Extract all lines from the data beneath that include the word "text".

--- SUPPLIED MATERIAL ---
+---+

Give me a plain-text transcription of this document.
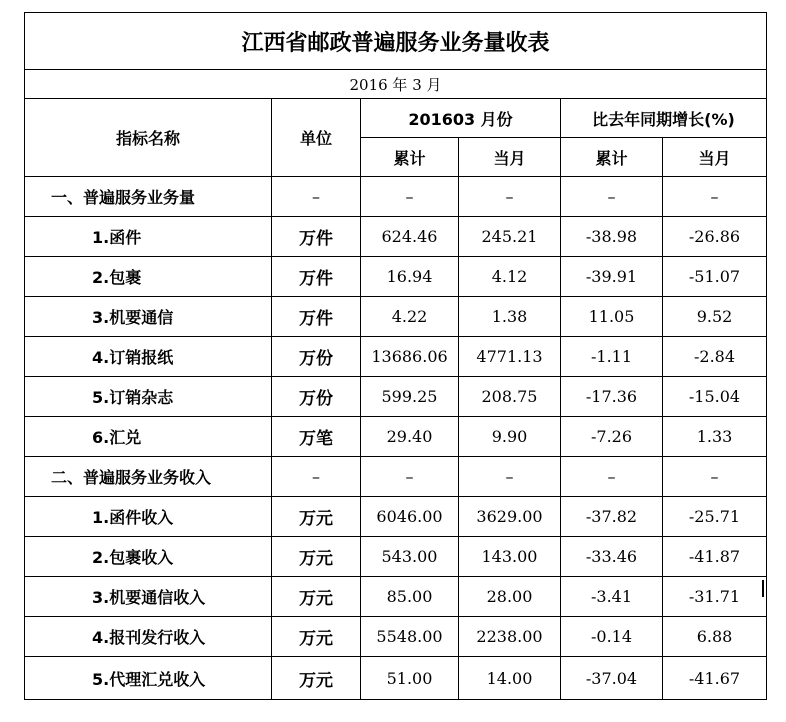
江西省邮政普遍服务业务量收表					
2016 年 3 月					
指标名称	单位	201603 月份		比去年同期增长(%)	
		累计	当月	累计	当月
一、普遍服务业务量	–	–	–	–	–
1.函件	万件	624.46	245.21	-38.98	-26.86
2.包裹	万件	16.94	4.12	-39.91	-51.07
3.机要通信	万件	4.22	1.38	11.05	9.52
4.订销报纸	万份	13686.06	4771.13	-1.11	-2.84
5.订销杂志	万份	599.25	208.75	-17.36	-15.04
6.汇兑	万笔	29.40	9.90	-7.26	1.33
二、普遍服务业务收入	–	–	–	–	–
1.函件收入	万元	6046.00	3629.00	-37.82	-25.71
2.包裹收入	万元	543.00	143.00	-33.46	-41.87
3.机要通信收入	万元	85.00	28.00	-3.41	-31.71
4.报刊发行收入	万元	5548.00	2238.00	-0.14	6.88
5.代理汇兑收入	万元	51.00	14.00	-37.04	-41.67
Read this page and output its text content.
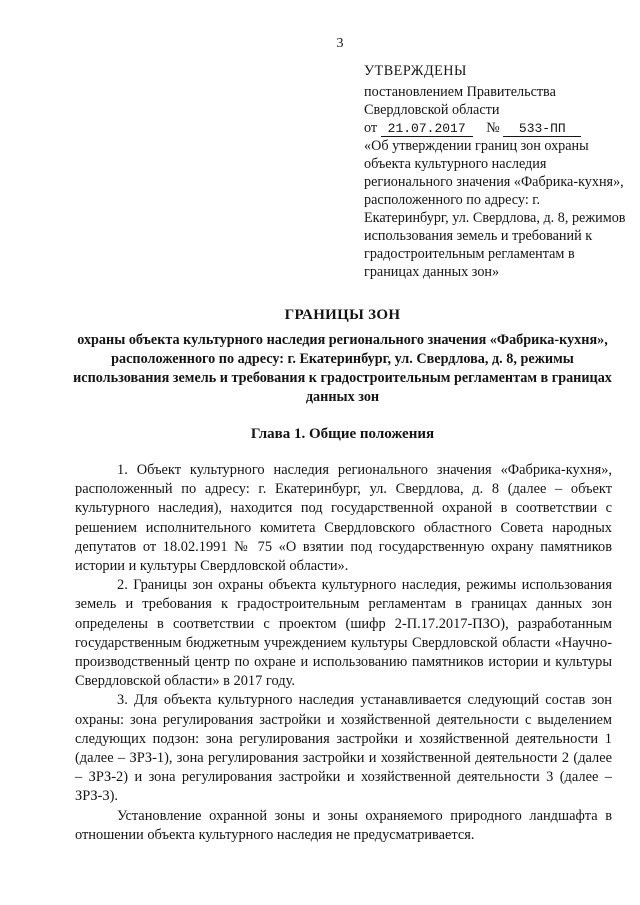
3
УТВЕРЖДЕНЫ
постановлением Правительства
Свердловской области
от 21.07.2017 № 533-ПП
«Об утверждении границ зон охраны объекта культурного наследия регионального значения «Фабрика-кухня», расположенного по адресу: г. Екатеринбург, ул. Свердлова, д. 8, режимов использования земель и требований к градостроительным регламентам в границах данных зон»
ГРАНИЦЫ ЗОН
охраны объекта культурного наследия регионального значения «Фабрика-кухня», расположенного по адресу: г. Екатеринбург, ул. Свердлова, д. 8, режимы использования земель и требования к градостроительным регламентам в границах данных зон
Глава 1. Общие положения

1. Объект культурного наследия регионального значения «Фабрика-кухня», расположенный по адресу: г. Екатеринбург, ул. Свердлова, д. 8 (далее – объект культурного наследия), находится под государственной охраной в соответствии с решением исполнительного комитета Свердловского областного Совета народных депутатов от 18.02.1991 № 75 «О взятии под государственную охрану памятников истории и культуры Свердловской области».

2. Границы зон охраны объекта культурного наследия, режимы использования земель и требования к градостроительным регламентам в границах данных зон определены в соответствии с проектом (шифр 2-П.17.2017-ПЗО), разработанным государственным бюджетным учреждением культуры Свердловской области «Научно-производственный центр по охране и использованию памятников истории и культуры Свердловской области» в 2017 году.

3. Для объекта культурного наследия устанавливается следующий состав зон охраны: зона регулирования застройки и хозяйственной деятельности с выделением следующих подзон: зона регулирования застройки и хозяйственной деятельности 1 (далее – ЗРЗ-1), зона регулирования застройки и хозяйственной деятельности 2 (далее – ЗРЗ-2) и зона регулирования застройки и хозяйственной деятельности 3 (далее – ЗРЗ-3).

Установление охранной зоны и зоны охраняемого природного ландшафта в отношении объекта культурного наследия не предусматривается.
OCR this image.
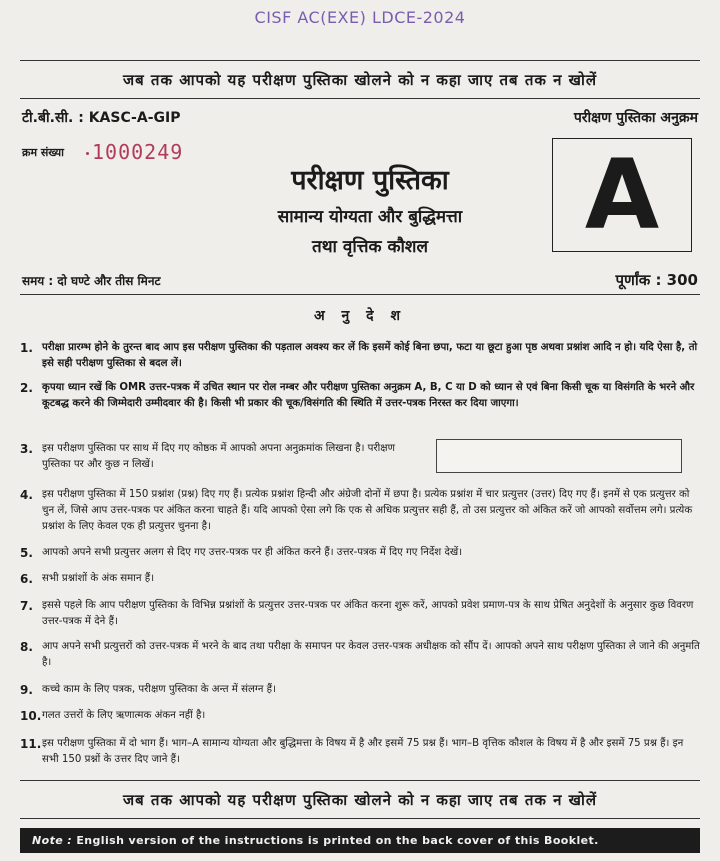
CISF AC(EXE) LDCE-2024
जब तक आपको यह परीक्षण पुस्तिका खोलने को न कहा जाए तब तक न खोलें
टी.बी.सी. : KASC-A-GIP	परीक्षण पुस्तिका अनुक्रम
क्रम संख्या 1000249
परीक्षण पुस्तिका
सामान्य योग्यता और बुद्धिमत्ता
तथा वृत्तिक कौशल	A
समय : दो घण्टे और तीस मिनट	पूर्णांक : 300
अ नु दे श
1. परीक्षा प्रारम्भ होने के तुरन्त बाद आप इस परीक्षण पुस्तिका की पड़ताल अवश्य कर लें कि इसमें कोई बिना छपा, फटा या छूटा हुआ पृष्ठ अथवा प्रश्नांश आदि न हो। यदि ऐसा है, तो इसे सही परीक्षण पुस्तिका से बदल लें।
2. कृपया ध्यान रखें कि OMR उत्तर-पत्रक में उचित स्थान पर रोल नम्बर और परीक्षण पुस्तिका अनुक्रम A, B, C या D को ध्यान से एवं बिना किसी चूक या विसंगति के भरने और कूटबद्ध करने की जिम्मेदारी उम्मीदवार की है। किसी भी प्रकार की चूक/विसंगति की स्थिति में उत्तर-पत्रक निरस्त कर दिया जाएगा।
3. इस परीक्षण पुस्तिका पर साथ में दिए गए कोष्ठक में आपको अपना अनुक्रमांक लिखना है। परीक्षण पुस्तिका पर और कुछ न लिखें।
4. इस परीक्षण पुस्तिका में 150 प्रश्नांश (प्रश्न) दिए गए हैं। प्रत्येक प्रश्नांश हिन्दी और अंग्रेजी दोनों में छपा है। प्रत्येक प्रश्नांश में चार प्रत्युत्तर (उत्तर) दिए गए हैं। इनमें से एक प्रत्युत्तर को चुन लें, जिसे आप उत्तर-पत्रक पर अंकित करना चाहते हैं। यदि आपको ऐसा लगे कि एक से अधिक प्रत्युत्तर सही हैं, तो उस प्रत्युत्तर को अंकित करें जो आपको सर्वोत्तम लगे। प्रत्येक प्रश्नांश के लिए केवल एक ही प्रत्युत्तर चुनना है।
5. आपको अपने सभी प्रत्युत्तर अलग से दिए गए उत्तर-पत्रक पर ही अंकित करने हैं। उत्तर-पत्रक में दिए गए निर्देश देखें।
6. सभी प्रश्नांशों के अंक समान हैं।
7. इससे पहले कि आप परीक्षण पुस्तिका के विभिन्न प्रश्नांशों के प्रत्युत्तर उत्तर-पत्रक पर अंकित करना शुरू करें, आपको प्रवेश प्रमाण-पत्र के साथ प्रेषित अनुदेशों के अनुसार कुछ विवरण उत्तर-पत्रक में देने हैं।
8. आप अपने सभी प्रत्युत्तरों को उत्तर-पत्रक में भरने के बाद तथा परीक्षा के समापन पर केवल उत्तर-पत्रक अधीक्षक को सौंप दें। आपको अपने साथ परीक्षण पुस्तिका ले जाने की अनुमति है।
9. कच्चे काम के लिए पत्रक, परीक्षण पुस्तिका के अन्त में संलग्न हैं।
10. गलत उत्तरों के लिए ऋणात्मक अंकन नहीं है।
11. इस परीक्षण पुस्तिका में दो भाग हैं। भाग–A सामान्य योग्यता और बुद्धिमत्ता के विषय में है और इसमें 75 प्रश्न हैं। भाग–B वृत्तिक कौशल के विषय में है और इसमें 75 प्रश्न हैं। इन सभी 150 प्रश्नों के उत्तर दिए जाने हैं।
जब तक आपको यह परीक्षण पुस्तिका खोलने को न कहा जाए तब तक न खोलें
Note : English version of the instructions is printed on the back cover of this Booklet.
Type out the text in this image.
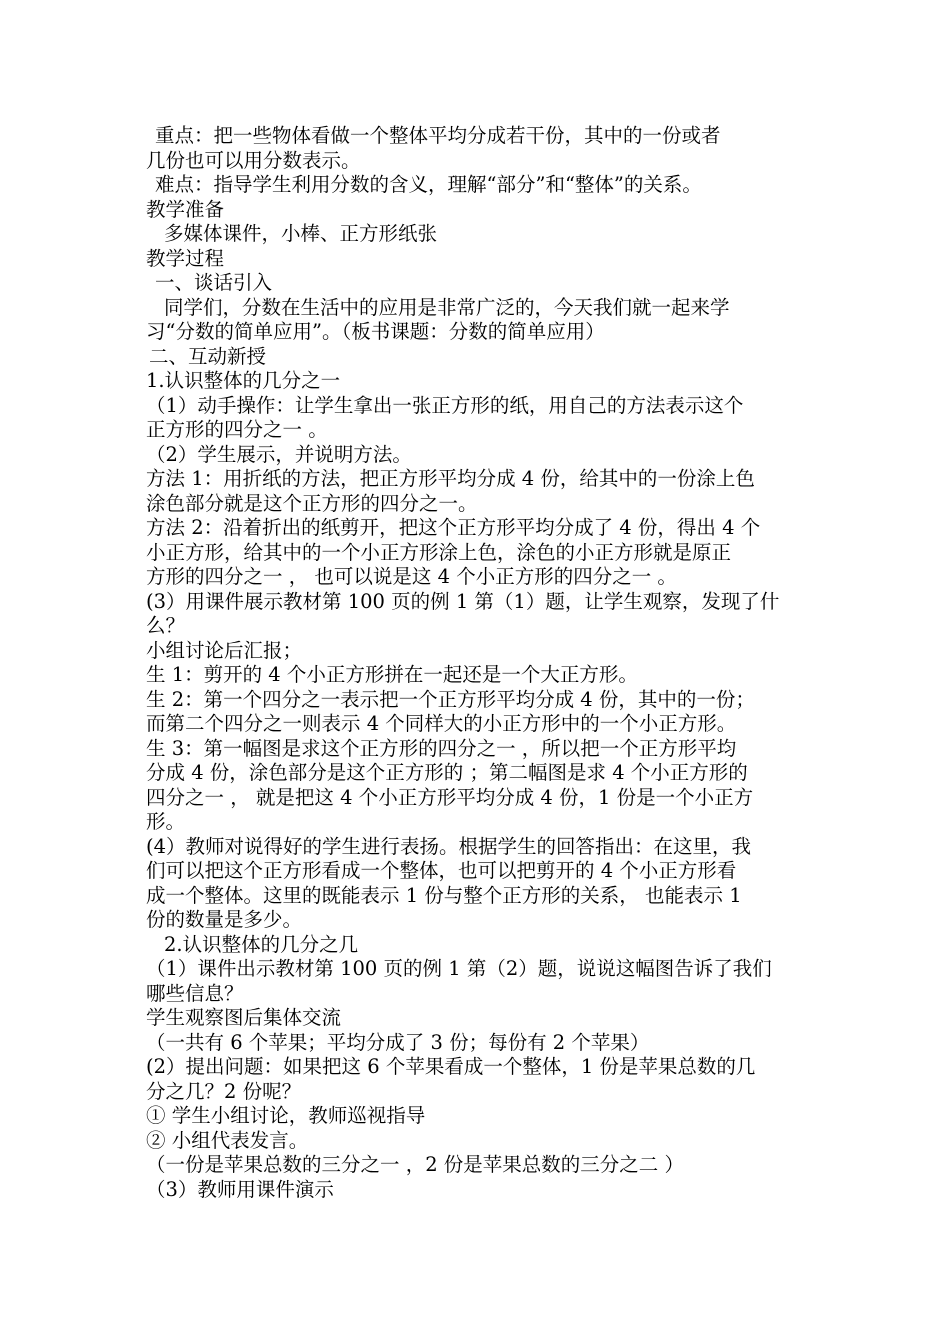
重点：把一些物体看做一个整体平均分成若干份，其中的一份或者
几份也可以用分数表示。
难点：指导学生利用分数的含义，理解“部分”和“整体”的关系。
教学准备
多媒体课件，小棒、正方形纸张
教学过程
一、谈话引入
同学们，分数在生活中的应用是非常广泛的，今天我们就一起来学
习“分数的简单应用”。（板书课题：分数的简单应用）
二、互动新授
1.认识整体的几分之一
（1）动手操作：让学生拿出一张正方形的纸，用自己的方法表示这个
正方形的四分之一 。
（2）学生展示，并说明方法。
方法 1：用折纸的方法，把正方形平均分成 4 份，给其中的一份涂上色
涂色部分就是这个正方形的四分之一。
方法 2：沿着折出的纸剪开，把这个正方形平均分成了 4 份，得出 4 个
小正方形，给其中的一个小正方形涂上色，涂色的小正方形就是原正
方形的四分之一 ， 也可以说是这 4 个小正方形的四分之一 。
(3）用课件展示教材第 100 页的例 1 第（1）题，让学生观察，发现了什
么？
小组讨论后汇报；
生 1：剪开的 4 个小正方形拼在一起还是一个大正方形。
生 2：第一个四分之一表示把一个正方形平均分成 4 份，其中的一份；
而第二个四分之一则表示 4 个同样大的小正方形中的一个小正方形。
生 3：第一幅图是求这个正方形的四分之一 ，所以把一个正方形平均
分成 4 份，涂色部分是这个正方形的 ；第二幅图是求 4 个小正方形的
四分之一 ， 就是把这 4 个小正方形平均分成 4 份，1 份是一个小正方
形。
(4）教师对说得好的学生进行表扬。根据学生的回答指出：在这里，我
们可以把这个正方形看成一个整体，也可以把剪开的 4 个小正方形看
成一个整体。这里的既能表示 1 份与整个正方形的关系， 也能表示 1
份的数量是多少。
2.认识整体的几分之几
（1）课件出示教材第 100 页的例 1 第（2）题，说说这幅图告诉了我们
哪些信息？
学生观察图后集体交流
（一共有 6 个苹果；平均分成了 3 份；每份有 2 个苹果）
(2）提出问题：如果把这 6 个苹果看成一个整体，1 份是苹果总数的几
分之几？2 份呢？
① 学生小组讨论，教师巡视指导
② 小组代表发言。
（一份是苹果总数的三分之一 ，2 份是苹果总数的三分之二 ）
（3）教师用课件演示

+---+

--- SOLUTION ---
Give me a plain-text transcription of this document.
Read this page and output its text content.
Type out the text in this image.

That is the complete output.